Dataset records on visual material:
— Begin —
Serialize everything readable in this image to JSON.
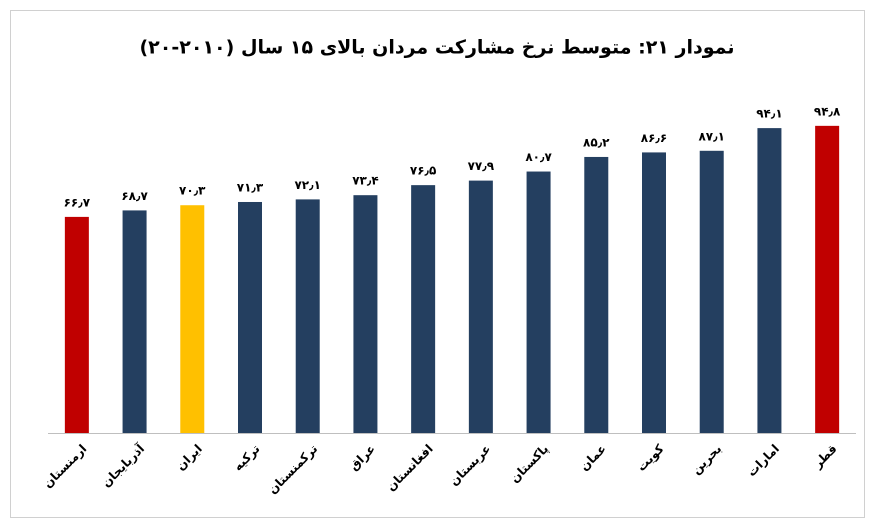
{
  "chart_data": {
    "type": "bar",
    "title": "نمودار ۲۱: متوسط نرخ مشارکت مردان بالای ۱۵ سال (۲۰۱۰-۲۰)",
    "categories": [
      "ارمنستان",
      "آذربایجان",
      "ایران",
      "ترکیه",
      "ترکمنستان",
      "عراق",
      "افغانستان",
      "عربستان",
      "پاکستان",
      "عمان",
      "کویت",
      "بحرین",
      "امارات",
      "قطر"
    ],
    "values": [
      66.7,
      68.7,
      70.3,
      71.3,
      72.1,
      73.4,
      76.5,
      77.9,
      80.7,
      85.2,
      86.6,
      87.1,
      94.1,
      94.8
    ],
    "value_labels": [
      "۶۶٫۷",
      "۶۸٫۷",
      "۷۰٫۳",
      "۷۱٫۳",
      "۷۲٫۱",
      "۷۳٫۴",
      "۷۶٫۵",
      "۷۷٫۹",
      "۸۰٫۷",
      "۸۵٫۲",
      "۸۶٫۶",
      "۸۷٫۱",
      "۹۴٫۱",
      "۹۴٫۸"
    ],
    "colors": [
      "#c00000",
      "#243f60",
      "#ffc000",
      "#243f60",
      "#243f60",
      "#243f60",
      "#243f60",
      "#243f60",
      "#243f60",
      "#243f60",
      "#243f60",
      "#243f60",
      "#243f60",
      "#c00000"
    ],
    "ylim": [
      0,
      100
    ]
  }
}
— End —
- **The request**
Using the records above, retype everything exactly except the pictures.

- **The solution**
Serialize everything readable in this image to JSON.
{
  "chart_data": {
    "type": "bar",
    "title": "نمودار ۲۱: متوسط نرخ مشارکت مردان بالای ۱۵ سال (۲۰۱۰-۲۰)",
    "categories": [
      "ارمنستان",
      "آذربایجان",
      "ایران",
      "ترکیه",
      "ترکمنستان",
      "عراق",
      "افغانستان",
      "عربستان",
      "پاکستان",
      "عمان",
      "کویت",
      "بحرین",
      "امارات",
      "قطر"
    ],
    "values": [
      66.7,
      68.7,
      70.3,
      71.3,
      72.1,
      73.4,
      76.5,
      77.9,
      80.7,
      85.2,
      86.6,
      87.1,
      94.1,
      94.8
    ],
    "value_labels": [
      "۶۶٫۷",
      "۶۸٫۷",
      "۷۰٫۳",
      "۷۱٫۳",
      "۷۲٫۱",
      "۷۳٫۴",
      "۷۶٫۵",
      "۷۷٫۹",
      "۸۰٫۷",
      "۸۵٫۲",
      "۸۶٫۶",
      "۸۷٫۱",
      "۹۴٫۱",
      "۹۴٫۸"
    ],
    "colors": [
      "#c00000",
      "#243f60",
      "#ffc000",
      "#243f60",
      "#243f60",
      "#243f60",
      "#243f60",
      "#243f60",
      "#243f60",
      "#243f60",
      "#243f60",
      "#243f60",
      "#243f60",
      "#c00000"
    ],
    "ylim": [
      0,
      100
    ]
  }
}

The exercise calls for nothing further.